## START
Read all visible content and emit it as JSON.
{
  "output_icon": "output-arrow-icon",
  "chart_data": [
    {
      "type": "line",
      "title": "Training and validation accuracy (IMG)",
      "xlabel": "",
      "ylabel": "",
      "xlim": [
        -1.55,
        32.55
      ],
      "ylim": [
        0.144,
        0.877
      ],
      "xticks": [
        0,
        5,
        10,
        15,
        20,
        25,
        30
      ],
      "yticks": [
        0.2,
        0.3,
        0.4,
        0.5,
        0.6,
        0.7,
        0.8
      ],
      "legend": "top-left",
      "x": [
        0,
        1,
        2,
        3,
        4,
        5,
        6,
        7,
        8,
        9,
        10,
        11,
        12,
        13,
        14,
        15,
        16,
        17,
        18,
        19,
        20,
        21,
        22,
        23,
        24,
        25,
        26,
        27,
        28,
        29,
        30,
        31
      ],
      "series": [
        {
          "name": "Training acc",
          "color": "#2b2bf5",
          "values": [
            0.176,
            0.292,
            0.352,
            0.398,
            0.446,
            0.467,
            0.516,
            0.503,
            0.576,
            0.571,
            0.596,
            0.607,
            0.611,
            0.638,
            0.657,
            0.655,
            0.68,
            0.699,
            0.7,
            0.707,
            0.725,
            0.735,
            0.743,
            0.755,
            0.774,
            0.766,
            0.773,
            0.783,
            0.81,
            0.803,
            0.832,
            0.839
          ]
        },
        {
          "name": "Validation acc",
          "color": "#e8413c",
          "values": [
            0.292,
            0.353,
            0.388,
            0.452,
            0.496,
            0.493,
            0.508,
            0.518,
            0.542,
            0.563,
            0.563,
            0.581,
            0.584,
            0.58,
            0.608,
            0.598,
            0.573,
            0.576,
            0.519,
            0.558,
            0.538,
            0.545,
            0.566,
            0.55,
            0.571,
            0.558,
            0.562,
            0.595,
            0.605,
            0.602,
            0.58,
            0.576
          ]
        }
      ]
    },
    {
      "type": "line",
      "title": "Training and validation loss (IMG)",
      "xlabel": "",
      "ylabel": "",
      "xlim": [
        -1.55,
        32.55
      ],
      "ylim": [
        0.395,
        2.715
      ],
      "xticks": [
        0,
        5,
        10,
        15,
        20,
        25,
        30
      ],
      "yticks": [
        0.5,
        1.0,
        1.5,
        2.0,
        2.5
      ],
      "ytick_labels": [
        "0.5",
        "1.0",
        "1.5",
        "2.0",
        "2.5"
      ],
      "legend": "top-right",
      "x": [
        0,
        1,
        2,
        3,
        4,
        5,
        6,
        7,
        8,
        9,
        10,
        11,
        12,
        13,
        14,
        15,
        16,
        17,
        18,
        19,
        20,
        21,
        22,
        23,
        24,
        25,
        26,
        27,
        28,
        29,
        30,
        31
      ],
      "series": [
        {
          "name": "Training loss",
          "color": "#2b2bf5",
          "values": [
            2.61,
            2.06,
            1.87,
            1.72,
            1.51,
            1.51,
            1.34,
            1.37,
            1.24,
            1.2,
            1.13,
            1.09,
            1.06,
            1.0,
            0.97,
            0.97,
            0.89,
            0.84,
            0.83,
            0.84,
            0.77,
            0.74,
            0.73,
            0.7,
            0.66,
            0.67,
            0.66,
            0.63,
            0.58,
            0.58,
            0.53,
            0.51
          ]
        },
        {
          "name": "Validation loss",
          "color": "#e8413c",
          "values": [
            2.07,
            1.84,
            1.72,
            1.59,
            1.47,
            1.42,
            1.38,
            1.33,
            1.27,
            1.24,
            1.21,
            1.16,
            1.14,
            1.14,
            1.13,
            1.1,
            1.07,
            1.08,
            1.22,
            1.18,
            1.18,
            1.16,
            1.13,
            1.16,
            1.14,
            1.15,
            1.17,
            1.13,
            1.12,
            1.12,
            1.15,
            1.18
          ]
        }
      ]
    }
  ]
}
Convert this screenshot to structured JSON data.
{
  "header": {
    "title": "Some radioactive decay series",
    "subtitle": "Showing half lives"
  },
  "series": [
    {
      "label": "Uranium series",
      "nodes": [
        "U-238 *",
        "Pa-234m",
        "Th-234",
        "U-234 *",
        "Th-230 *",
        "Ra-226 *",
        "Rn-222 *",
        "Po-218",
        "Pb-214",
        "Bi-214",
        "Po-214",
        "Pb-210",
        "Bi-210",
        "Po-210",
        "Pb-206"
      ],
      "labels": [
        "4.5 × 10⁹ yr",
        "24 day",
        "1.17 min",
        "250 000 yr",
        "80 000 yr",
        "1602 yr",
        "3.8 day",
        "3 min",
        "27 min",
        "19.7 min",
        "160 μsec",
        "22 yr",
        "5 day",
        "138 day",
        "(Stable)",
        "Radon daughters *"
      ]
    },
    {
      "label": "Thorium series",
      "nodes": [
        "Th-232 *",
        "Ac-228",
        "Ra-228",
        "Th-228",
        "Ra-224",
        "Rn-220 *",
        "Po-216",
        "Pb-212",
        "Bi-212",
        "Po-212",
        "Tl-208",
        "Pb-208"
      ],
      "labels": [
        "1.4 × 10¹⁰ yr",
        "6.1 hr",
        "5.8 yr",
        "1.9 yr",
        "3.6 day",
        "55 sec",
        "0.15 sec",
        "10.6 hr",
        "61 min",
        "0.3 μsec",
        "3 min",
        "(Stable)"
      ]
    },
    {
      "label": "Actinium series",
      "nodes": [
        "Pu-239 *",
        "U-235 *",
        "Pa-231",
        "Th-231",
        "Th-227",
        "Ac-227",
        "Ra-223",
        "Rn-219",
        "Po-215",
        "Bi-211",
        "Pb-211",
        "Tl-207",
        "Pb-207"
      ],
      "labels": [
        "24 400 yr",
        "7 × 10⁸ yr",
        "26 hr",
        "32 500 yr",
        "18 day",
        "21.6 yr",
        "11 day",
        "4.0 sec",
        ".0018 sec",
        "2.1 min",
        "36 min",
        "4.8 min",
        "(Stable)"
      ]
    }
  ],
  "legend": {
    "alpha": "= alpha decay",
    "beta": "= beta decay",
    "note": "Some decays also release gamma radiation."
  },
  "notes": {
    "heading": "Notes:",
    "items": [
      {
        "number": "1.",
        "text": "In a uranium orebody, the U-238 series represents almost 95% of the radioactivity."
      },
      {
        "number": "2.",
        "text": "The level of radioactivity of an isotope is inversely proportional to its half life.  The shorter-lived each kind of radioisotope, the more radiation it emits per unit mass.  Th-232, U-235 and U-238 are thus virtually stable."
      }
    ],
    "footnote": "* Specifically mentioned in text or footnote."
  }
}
## END
Directions for this task:
Return every line exactly.

Answer to the task:
Read all visible content and emit it as JSON.
{
  "output_icon": "output-arrow-icon",
  "chart_data": [
    {
      "type": "line",
      "title": "Training and validation accuracy (IMG)",
      "xlabel": "",
      "ylabel": "",
      "xlim": [
        -1.55,
        32.55
      ],
      "ylim": [
        0.144,
        0.877
      ],
      "xticks": [
        0,
        5,
        10,
        15,
        20,
        25,
        30
      ],
      "yticks": [
        0.2,
        0.3,
        0.4,
        0.5,
        0.6,
        0.7,
        0.8
      ],
      "legend": "top-left",
      "x": [
        0,
        1,
        2,
        3,
        4,
        5,
        6,
        7,
        8,
        9,
        10,
        11,
        12,
        13,
        14,
        15,
        16,
        17,
        18,
        19,
        20,
        21,
        22,
        23,
        24,
        25,
        26,
        27,
        28,
        29,
        30,
        31
      ],
      "series": [
        {
          "name": "Training acc",
          "color": "#2b2bf5",
          "values": [
            0.176,
            0.292,
            0.352,
            0.398,
            0.446,
            0.467,
            0.516,
            0.503,
            0.576,
            0.571,
            0.596,
            0.607,
            0.611,
            0.638,
            0.657,
            0.655,
            0.68,
            0.699,
            0.7,
            0.707,
            0.725,
            0.735,
            0.743,
            0.755,
            0.774,
            0.766,
            0.773,
            0.783,
            0.81,
            0.803,
            0.832,
            0.839
          ]
        },
        {
          "name": "Validation acc",
          "color": "#e8413c",
          "values": [
            0.292,
            0.353,
            0.388,
            0.452,
            0.496,
            0.493,
            0.508,
            0.518,
            0.542,
            0.563,
            0.563,
            0.581,
            0.584,
            0.58,
            0.608,
            0.598,
            0.573,
            0.576,
            0.519,
            0.558,
            0.538,
            0.545,
            0.566,
            0.55,
            0.571,
            0.558,
            0.562,
            0.595,
            0.605,
            0.602,
            0.58,
            0.576
          ]
        }
      ]
    },
    {
      "type": "line",
      "title": "Training and validation loss (IMG)",
      "xlabel": "",
      "ylabel": "",
      "xlim": [
        -1.55,
        32.55
      ],
      "ylim": [
        0.395,
        2.715
      ],
      "xticks": [
        0,
        5,
        10,
        15,
        20,
        25,
        30
      ],
      "yticks": [
        0.5,
        1.0,
        1.5,
        2.0,
        2.5
      ],
      "ytick_labels": [
        "0.5",
        "1.0",
        "1.5",
        "2.0",
        "2.5"
      ],
      "legend": "top-right",
      "x": [
        0,
        1,
        2,
        3,
        4,
        5,
        6,
        7,
        8,
        9,
        10,
        11,
        12,
        13,
        14,
        15,
        16,
        17,
        18,
        19,
        20,
        21,
        22,
        23,
        24,
        25,
        26,
        27,
        28,
        29,
        30,
        31
      ],
      "series": [
        {
          "name": "Training loss",
          "color": "#2b2bf5",
          "values": [
            2.61,
            2.06,
            1.87,
            1.72,
            1.51,
            1.51,
            1.34,
            1.37,
            1.24,
            1.2,
            1.13,
            1.09,
            1.06,
            1.0,
            0.97,
            0.97,
            0.89,
            0.84,
            0.83,
            0.84,
            0.77,
            0.74,
            0.73,
            0.7,
            0.66,
            0.67,
            0.66,
            0.63,
            0.58,
            0.58,
            0.53,
            0.51
          ]
        },
        {
          "name": "Validation loss",
          "color": "#e8413c",
          "values": [
            2.07,
            1.84,
            1.72,
            1.59,
            1.47,
            1.42,
            1.38,
            1.33,
            1.27,
            1.24,
            1.21,
            1.16,
            1.14,
            1.14,
            1.13,
            1.1,
            1.07,
            1.08,
            1.22,
            1.18,
            1.18,
            1.16,
            1.13,
            1.16,
            1.14,
            1.15,
            1.17,
            1.13,
            1.12,
            1.12,
            1.15,
            1.18
          ]
        }
      ]
    }
  ]
}
Convert this screenshot to structured JSON data.
{
  "header": {
    "title": "Some radioactive decay series",
    "subtitle": "Showing half lives"
  },
  "series": [
    {
      "label": "Uranium series",
      "nodes": [
        "U-238 *",
        "Pa-234m",
        "Th-234",
        "U-234 *",
        "Th-230 *",
        "Ra-226 *",
        "Rn-222 *",
        "Po-218",
        "Pb-214",
        "Bi-214",
        "Po-214",
        "Pb-210",
        "Bi-210",
        "Po-210",
        "Pb-206"
      ],
      "labels": [
        "4.5 × 10⁹ yr",
        "24 day",
        "1.17 min",
        "250 000 yr",
        "80 000 yr",
        "1602 yr",
        "3.8 day",
        "3 min",
        "27 min",
        "19.7 min",
        "160 μsec",
        "22 yr",
        "5 day",
        "138 day",
        "(Stable)",
        "Radon daughters *"
      ]
    },
    {
      "label": "Thorium series",
      "nodes": [
        "Th-232 *",
        "Ac-228",
        "Ra-228",
        "Th-228",
        "Ra-224",
        "Rn-220 *",
        "Po-216",
        "Pb-212",
        "Bi-212",
        "Po-212",
        "Tl-208",
        "Pb-208"
      ],
      "labels": [
        "1.4 × 10¹⁰ yr",
        "6.1 hr",
        "5.8 yr",
        "1.9 yr",
        "3.6 day",
        "55 sec",
        "0.15 sec",
        "10.6 hr",
        "61 min",
        "0.3 μsec",
        "3 min",
        "(Stable)"
      ]
    },
    {
      "label": "Actinium series",
      "nodes": [
        "Pu-239 *",
        "U-235 *",
        "Pa-231",
        "Th-231",
        "Th-227",
        "Ac-227",
        "Ra-223",
        "Rn-219",
        "Po-215",
        "Bi-211",
        "Pb-211",
        "Tl-207",
        "Pb-207"
      ],
      "labels": [
        "24 400 yr",
        "7 × 10⁸ yr",
        "26 hr",
        "32 500 yr",
        "18 day",
        "21.6 yr",
        "11 day",
        "4.0 sec",
        ".0018 sec",
        "2.1 min",
        "36 min",
        "4.8 min",
        "(Stable)"
      ]
    }
  ],
  "legend": {
    "alpha": "= alpha decay",
    "beta": "= beta decay",
    "note": "Some decays also release gamma radiation."
  },
  "notes": {
    "heading": "Notes:",
    "items": [
      {
        "number": "1.",
        "text": "In a uranium orebody, the U-238 series represents almost 95% of the radioactivity."
      },
      {
        "number": "2.",
        "text": "The level of radioactivity of an isotope is inversely proportional to its half life.  The shorter-lived each kind of radioisotope, the more radiation it emits per unit mass.  Th-232, U-235 and U-238 are thus virtually stable."
      }
    ],
    "footnote": "* Specifically mentioned in text or footnote."
  }
}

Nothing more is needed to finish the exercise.